» **WHAT IS NEEDED**:
Write the records out again, keeping each line exactly as it is.

» **PROVIDED MATERIAL**:
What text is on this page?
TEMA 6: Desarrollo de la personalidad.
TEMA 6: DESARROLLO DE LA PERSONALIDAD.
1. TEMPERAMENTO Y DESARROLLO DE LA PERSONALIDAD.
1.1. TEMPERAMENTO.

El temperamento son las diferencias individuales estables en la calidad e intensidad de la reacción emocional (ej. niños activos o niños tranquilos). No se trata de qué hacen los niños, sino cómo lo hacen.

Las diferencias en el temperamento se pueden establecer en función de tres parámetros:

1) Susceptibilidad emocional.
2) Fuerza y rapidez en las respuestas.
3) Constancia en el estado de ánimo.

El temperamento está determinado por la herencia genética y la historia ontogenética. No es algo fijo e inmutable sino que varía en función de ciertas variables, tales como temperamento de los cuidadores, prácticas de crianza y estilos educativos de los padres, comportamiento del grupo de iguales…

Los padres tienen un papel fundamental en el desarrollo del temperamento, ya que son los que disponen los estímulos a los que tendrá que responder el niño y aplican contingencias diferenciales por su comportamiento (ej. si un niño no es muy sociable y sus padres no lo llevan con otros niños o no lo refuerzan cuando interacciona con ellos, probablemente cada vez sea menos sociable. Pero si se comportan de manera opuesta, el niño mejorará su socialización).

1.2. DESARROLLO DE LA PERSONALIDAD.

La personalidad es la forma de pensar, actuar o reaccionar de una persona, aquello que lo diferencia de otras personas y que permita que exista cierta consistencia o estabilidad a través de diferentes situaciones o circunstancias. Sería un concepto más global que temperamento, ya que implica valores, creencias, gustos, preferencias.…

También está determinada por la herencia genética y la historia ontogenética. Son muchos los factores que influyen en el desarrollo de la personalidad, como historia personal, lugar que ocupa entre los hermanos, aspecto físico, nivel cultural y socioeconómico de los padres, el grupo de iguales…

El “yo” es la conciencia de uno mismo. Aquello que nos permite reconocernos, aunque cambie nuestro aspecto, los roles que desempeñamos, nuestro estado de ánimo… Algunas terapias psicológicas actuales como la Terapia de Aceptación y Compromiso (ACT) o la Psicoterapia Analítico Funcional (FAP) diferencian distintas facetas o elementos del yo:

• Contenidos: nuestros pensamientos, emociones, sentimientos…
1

» **SOLUTION TO THIS PROBLEM**:
What text is on this page?
TEMA 6: Desarrollo de la personalidad.
TEMA 6: DESARROLLO DE LA PERSONALIDAD.
1. TEMPERAMENTO Y DESARROLLO DE LA PERSONALIDAD.
1.1. TEMPERAMENTO.

El temperamento son las diferencias individuales estables en la calidad e intensidad de la reacción emocional (ej. niños activos o niños tranquilos). No se trata de qué hacen los niños, sino cómo lo hacen.

Las diferencias en el temperamento se pueden establecer en función de tres parámetros:

1) Susceptibilidad emocional.
2) Fuerza y rapidez en las respuestas.
3) Constancia en el estado de ánimo.

El temperamento está determinado por la herencia genética y la historia ontogenética. No es algo fijo e inmutable sino que varía en función de ciertas variables, tales como temperamento de los cuidadores, prácticas de crianza y estilos educativos de los padres, comportamiento del grupo de iguales…

Los padres tienen un papel fundamental en el desarrollo del temperamento, ya que son los que disponen los estímulos a los que tendrá que responder el niño y aplican contingencias diferenciales por su comportamiento (ej. si un niño no es muy sociable y sus padres no lo llevan con otros niños o no lo refuerzan cuando interacciona con ellos, probablemente cada vez sea menos sociable. Pero si se comportan de manera opuesta, el niño mejorará su socialización).

1.2. DESARROLLO DE LA PERSONALIDAD.

La personalidad es la forma de pensar, actuar o reaccionar de una persona, aquello que lo diferencia de otras personas y que permita que exista cierta consistencia o estabilidad a través de diferentes situaciones o circunstancias. Sería un concepto más global que temperamento, ya que implica valores, creencias, gustos, preferencias.…

También está determinada por la herencia genética y la historia ontogenética. Son muchos los factores que influyen en el desarrollo de la personalidad, como historia personal, lugar que ocupa entre los hermanos, aspecto físico, nivel cultural y socioeconómico de los padres, el grupo de iguales…

El “yo” es la conciencia de uno mismo. Aquello que nos permite reconocernos, aunque cambie nuestro aspecto, los roles que desempeñamos, nuestro estado de ánimo… Algunas terapias psicológicas actuales como la Terapia de Aceptación y Compromiso (ACT) o la Psicoterapia Analítico Funcional (FAP) diferencian distintas facetas o elementos del yo:

• Contenidos: nuestros pensamientos, emociones, sentimientos…
1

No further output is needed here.